PROBLEM TO WORK ON: Note each line where "закрытых" appears, and copy it.

[Start DATASET CONTENT]

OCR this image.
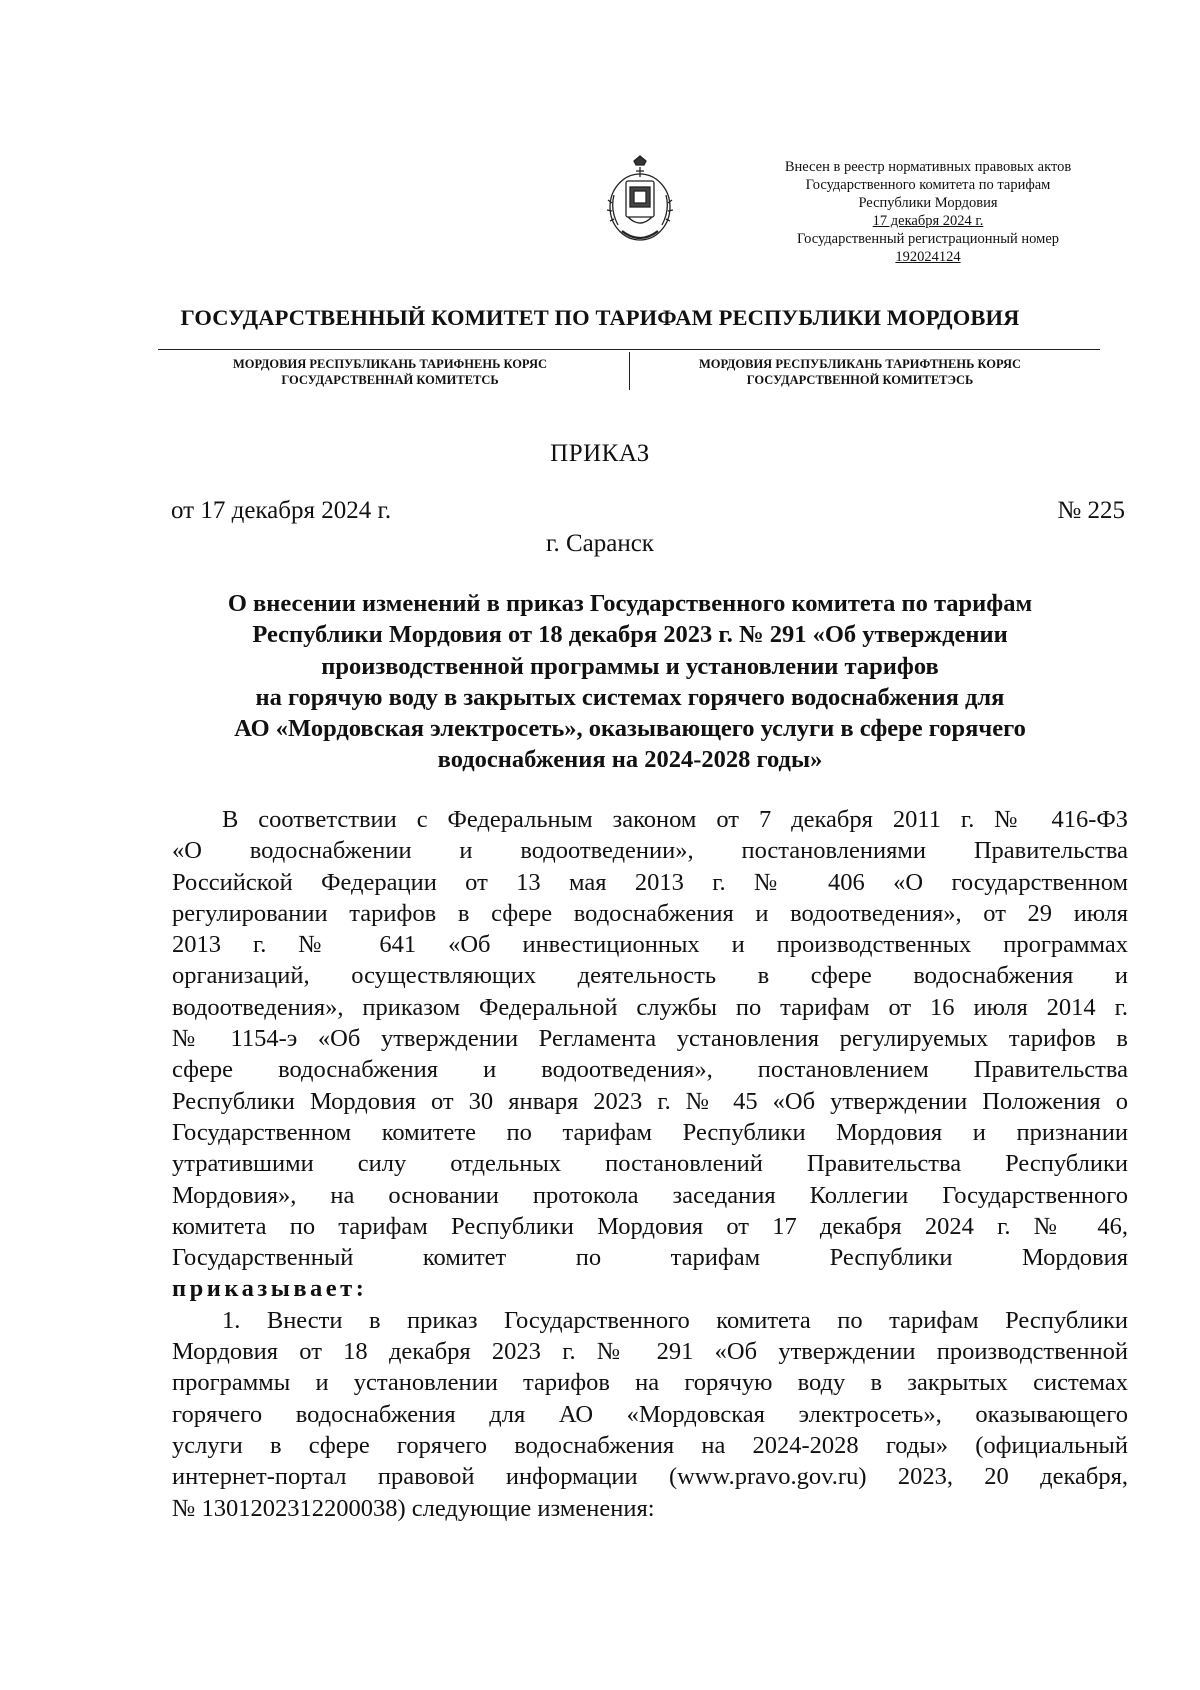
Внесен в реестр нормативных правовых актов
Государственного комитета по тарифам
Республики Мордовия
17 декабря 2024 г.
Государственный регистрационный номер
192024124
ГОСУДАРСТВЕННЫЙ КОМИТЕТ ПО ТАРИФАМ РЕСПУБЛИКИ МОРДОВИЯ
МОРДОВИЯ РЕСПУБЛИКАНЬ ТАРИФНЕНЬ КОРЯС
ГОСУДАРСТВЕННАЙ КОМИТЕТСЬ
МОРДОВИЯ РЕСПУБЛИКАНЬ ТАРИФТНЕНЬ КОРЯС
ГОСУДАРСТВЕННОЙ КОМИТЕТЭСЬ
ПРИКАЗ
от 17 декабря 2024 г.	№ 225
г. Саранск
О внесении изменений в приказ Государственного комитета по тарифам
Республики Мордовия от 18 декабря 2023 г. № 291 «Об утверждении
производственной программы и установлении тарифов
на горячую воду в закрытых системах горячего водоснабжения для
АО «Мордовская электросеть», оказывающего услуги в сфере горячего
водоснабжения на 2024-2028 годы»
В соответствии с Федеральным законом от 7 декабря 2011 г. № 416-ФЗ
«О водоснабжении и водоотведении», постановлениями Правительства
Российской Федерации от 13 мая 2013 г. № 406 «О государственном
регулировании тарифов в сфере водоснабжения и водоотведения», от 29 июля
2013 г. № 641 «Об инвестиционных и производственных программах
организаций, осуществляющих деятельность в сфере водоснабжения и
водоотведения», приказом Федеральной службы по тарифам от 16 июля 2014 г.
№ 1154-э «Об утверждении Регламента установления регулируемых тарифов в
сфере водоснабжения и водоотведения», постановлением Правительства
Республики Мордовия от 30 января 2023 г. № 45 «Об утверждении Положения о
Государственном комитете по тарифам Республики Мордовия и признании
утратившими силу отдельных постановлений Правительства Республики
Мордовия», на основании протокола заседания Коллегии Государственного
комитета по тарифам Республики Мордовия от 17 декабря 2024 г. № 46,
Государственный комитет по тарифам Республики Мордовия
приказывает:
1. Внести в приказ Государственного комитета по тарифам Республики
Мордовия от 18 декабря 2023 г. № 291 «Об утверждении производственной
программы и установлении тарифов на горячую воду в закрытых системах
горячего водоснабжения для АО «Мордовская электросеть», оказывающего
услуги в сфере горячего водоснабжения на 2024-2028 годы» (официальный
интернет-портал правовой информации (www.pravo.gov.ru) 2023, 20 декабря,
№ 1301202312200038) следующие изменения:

[End DATASET CONTENT]

OUTPUT OF THE TASK:
на горячую воду в закрытых системах горячего водоснабжения для
программы и установлении тарифов на горячую воду в закрытых системах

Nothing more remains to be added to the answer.